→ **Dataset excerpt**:

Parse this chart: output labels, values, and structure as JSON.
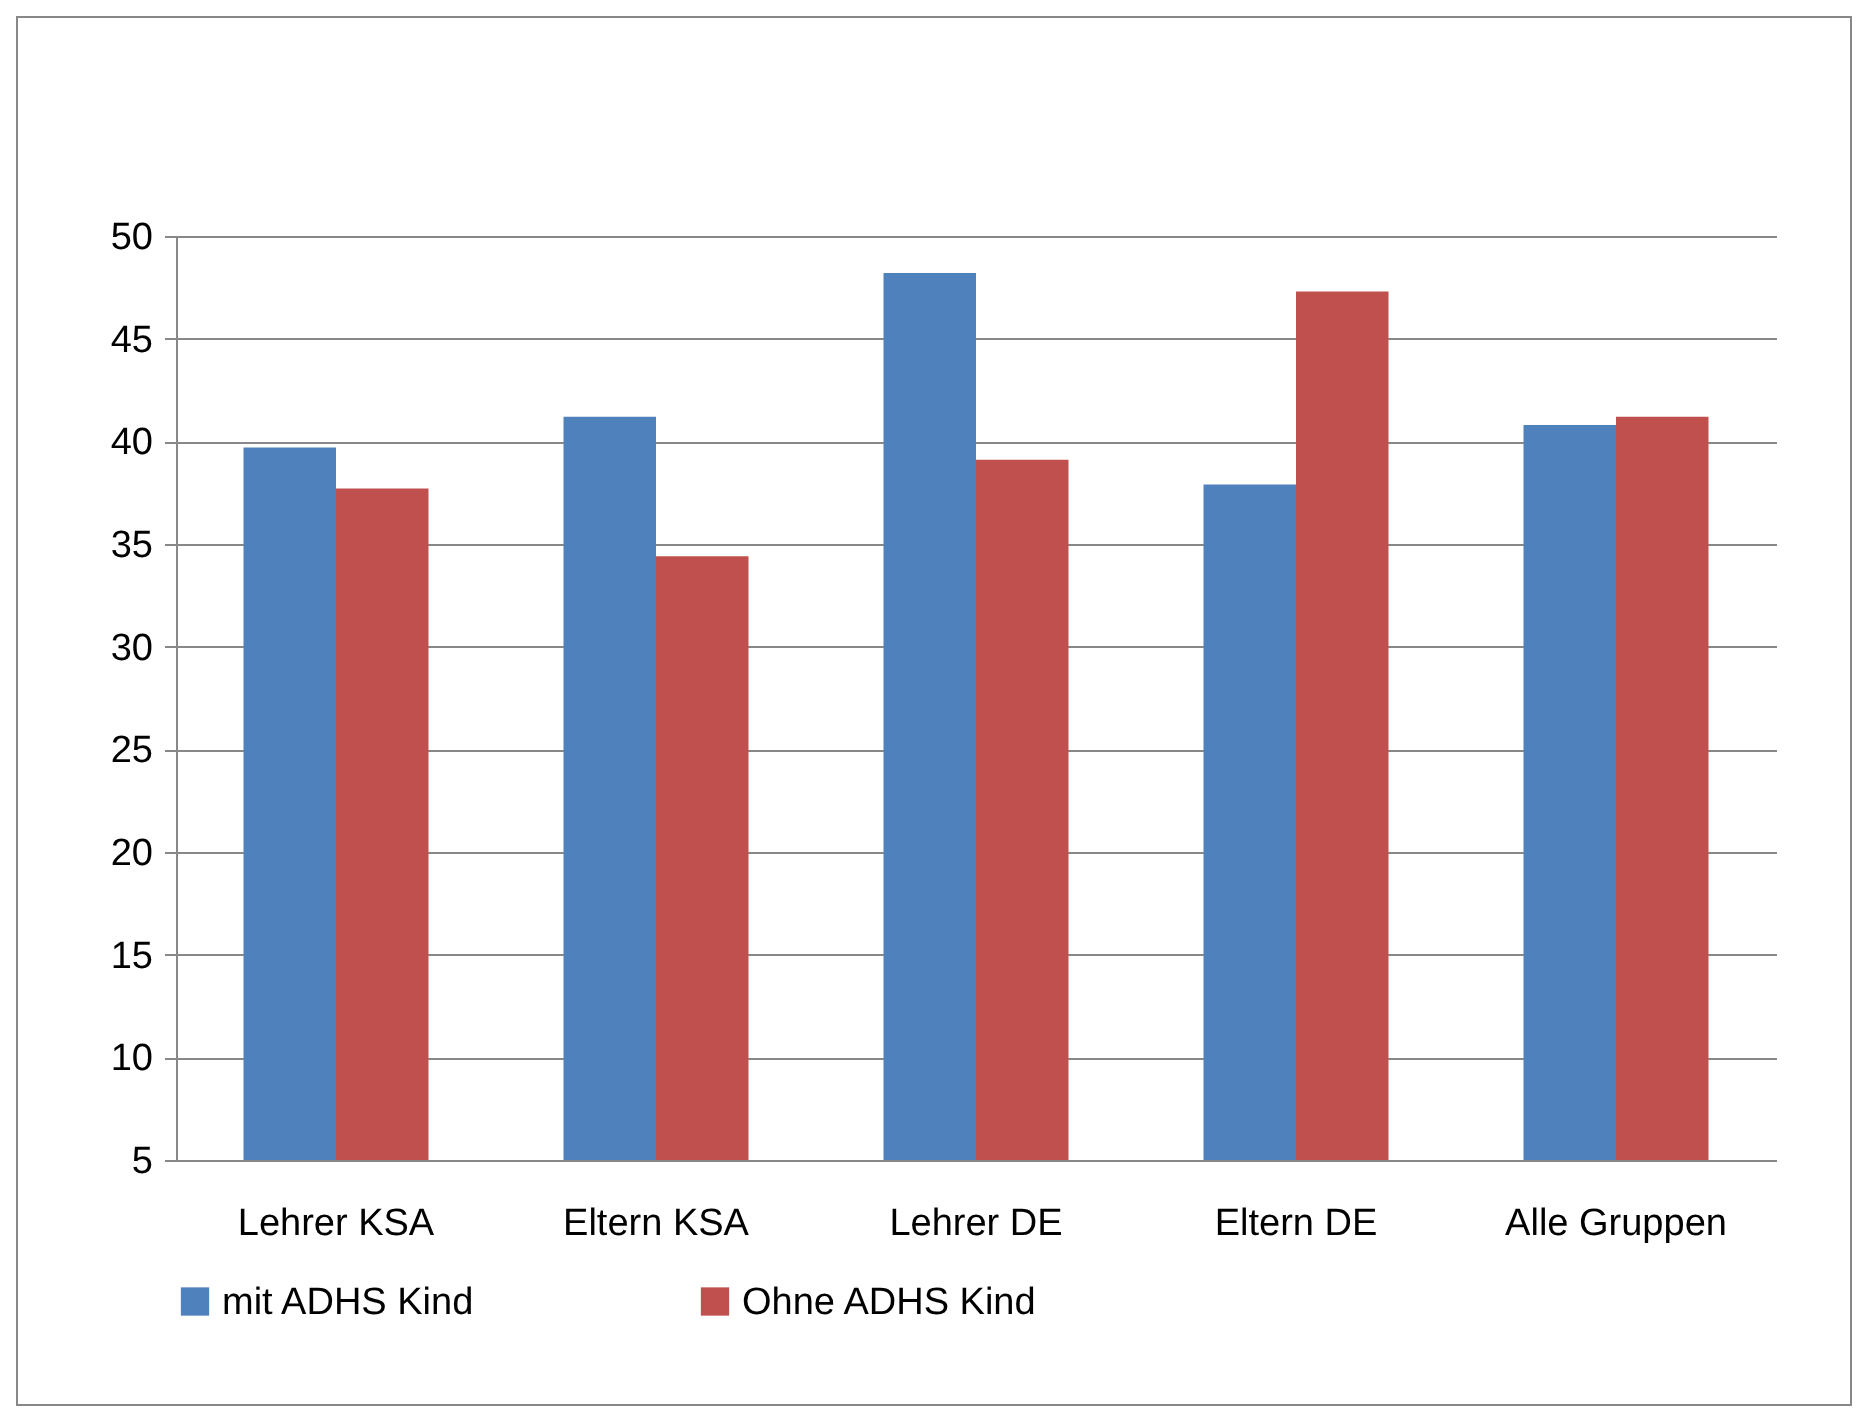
{
  "chart_data": {
    "type": "bar",
    "categories": [
      "Lehrer KSA",
      "Eltern KSA",
      "Lehrer DE",
      "Eltern DE",
      "Alle Gruppen"
    ],
    "series": [
      {
        "name": "mit ADHS Kind",
        "color": "#4f81bd",
        "values": [
          39.7,
          41.2,
          48.2,
          37.9,
          40.8
        ]
      },
      {
        "name": "Ohne ADHS Kind",
        "color": "#c0504d",
        "values": [
          37.7,
          34.4,
          39.1,
          47.3,
          41.2
        ]
      }
    ],
    "ylim": [
      5,
      50
    ],
    "yticks": [
      5,
      10,
      15,
      20,
      25,
      30,
      35,
      40,
      45,
      50
    ],
    "grid": "y",
    "legend": "bottom"
  }
}
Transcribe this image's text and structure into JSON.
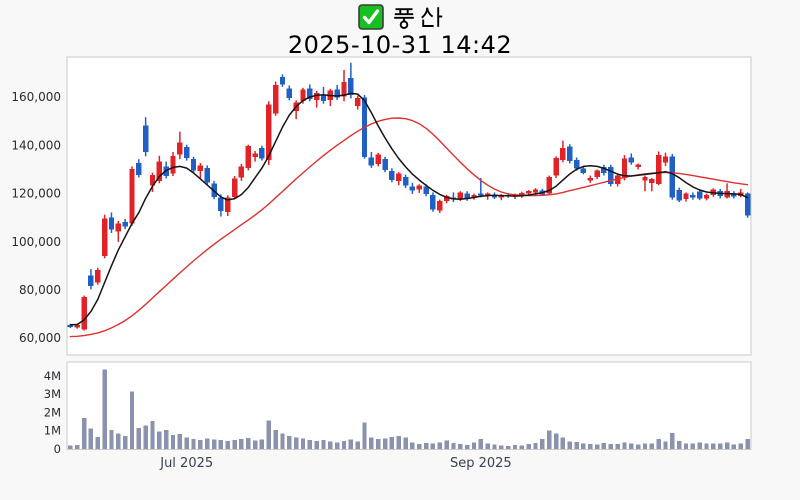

→ **Requirement**: Repeat the data above exactly, but not the pictures.

→ **Result of the exercise**:
Parse this chart: output labels, values, and structure as JSON.
{
  "chart_data": {
    "type": "bar",
    "categories": [
      "Lehrer KSA",
      "Eltern KSA",
      "Lehrer DE",
      "Eltern DE",
      "Alle Gruppen"
    ],
    "series": [
      {
        "name": "mit ADHS Kind",
        "color": "#4f81bd",
        "values": [
          39.7,
          41.2,
          48.2,
          37.9,
          40.8
        ]
      },
      {
        "name": "Ohne ADHS Kind",
        "color": "#c0504d",
        "values": [
          37.7,
          34.4,
          39.1,
          47.3,
          41.2
        ]
      }
    ],
    "ylim": [
      5,
      50
    ],
    "yticks": [
      5,
      10,
      15,
      20,
      25,
      30,
      35,
      40,
      45,
      50
    ],
    "grid": "y",
    "legend": "bottom"
  }
}
Transcribe this image's text and structure into JSON.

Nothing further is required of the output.